- Problem to work on
Extract every line that contains the string "left".

(Figure contents as structured data)
____________________

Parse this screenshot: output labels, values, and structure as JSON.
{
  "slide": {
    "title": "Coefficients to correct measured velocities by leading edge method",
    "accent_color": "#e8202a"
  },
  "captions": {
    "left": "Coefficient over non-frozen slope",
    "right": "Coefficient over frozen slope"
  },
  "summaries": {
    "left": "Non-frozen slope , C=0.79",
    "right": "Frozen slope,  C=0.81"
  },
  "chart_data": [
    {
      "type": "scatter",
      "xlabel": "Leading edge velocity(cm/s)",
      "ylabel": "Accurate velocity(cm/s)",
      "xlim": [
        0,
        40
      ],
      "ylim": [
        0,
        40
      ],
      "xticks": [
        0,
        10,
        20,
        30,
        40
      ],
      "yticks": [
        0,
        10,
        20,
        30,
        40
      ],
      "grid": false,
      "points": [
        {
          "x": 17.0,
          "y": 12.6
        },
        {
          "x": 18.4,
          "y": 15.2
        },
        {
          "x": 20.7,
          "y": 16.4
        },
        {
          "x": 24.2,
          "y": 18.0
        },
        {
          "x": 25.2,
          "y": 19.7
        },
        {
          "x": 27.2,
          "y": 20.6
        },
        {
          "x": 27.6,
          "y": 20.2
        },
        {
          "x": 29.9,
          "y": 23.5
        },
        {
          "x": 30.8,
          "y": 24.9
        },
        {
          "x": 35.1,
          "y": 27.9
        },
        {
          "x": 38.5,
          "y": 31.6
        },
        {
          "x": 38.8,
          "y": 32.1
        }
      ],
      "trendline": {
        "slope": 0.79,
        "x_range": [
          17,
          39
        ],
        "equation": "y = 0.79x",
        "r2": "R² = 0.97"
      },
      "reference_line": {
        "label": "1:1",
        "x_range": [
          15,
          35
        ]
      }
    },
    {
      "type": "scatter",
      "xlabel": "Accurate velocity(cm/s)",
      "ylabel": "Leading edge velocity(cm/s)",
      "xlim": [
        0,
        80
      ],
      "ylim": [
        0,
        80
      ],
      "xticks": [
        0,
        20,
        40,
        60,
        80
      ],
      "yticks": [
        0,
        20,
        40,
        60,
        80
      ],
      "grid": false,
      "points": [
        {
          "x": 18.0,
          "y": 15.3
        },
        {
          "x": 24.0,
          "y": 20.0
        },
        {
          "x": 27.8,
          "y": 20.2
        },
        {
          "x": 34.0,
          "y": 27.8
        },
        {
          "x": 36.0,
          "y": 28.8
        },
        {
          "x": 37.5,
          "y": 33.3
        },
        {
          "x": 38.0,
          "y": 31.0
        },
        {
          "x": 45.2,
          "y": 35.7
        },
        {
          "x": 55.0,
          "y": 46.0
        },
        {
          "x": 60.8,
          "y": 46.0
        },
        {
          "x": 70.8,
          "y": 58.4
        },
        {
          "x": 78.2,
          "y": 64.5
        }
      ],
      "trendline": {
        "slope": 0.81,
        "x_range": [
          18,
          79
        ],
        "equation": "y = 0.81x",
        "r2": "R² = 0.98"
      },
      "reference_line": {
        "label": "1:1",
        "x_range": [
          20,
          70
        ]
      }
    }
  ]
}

____________________

- Response to the task
    "left": "Coefficient over non-frozen slope",
    "left": "Non-frozen slope , C=0.79",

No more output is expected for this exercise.